Give the material once more, word for word, without any images.
——————————
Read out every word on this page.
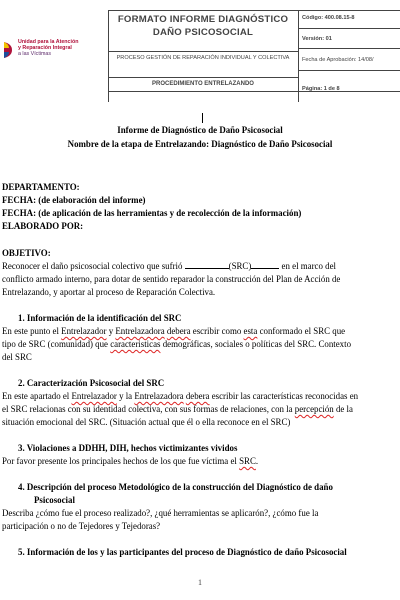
Unidad para la Atención
y Reparación Integral
a las Víctimas
FORMATO INFORME DIAGNÓSTICO
DAÑO PSICOSOCIAL
PROCESO GESTIÓN DE REPARACIÓN INDIVIDUAL Y COLECTIVA
PROCEDIMIENTO ENTRELAZANDO
Código: 400.08.15-8
Versión: 01
Fecha de Aprobación: 14/08/
Página: 1 de 8
Informe de Diagnóstico de Daño Psicosocial
Nombre de la etapa de Entrelazando: Diagnóstico de Daño Psicosocial
DEPARTAMENTO:
FECHA: (de elaboración del informe)
FECHA: (de aplicación de las herramientas y de recolección de la información)
ELABORADO POR:
OBJETIVO:
Reconocer el daño psicosocial colectivo que sufrió	(SRC)	en el marco del
conflicto armado interno, para dotar de sentido reparador la construcción del Plan de Acción de
Entrelazando, y aportar al proceso de Reparación Colectiva.
1. Información de la identificación del SRC
En este punto el Entrelazador y Entrelazadora debera escribir como esta conformado el SRC que
tipo de SRC (comunidad) que caracteristicas demográficas, sociales o políticas del SRC. Contexto
del SRC
2. Caracterización Psicosocial del SRC
En este apartado el Entrelazador y la Entrelazadora debera escribir las características reconocidas en
el SRC relacionas con su identidad colectiva, con sus formas de relaciones, con la percepción de la
situación emocional del SRC. (Situación actual que él o ella reconoce en el SRC)
3. Violaciones a DDHH, DIH, hechos victimizantes vividos
Por favor presente los principales hechos de los que fue víctima el SRC.
4. Descripción del proceso Metodológico de la construcción del Diagnóstico de daño
Psicosocial
Describa ¿cómo fue el proceso realizado?, ¿qué herramientas se aplicarón?, ¿cómo fue la
participación o no de Tejedores y Tejedoras?
5. Información de los y las participantes del proceso de Diagnóstico de daño Psicosocial
1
——————————
**EXPECTED OUTPUT:**
Read out every word on this page.
Unidad para la Atención
y Reparación Integral
a las Víctimas
FORMATO INFORME DIAGNÓSTICO
DAÑO PSICOSOCIAL
PROCESO GESTIÓN DE REPARACIÓN INDIVIDUAL Y COLECTIVA
PROCEDIMIENTO ENTRELAZANDO
Código: 400.08.15-8
Versión: 01
Fecha de Aprobación: 14/08/
Página: 1 de 8
Informe de Diagnóstico de Daño Psicosocial
Nombre de la etapa de Entrelazando: Diagnóstico de Daño Psicosocial
DEPARTAMENTO:
FECHA: (de elaboración del informe)
FECHA: (de aplicación de las herramientas y de recolección de la información)
ELABORADO POR:
OBJETIVO:
Reconocer el daño psicosocial colectivo que sufrió	(SRC)	en el marco del
conflicto armado interno, para dotar de sentido reparador la construcción del Plan de Acción de
Entrelazando, y aportar al proceso de Reparación Colectiva.
1. Información de la identificación del SRC
En este punto el Entrelazador y Entrelazadora debera escribir como esta conformado el SRC que
tipo de SRC (comunidad) que caracteristicas demográficas, sociales o políticas del SRC. Contexto
del SRC
2. Caracterización Psicosocial del SRC
En este apartado el Entrelazador y la Entrelazadora debera escribir las características reconocidas en
el SRC relacionas con su identidad colectiva, con sus formas de relaciones, con la percepción de la
situación emocional del SRC. (Situación actual que él o ella reconoce en el SRC)
3. Violaciones a DDHH, DIH, hechos victimizantes vividos
Por favor presente los principales hechos de los que fue víctima el SRC.
4. Descripción del proceso Metodológico de la construcción del Diagnóstico de daño
Psicosocial
Describa ¿cómo fue el proceso realizado?, ¿qué herramientas se aplicarón?, ¿cómo fue la
participación o no de Tejedores y Tejedoras?
5. Información de los y las participantes del proceso de Diagnóstico de daño Psicosocial
1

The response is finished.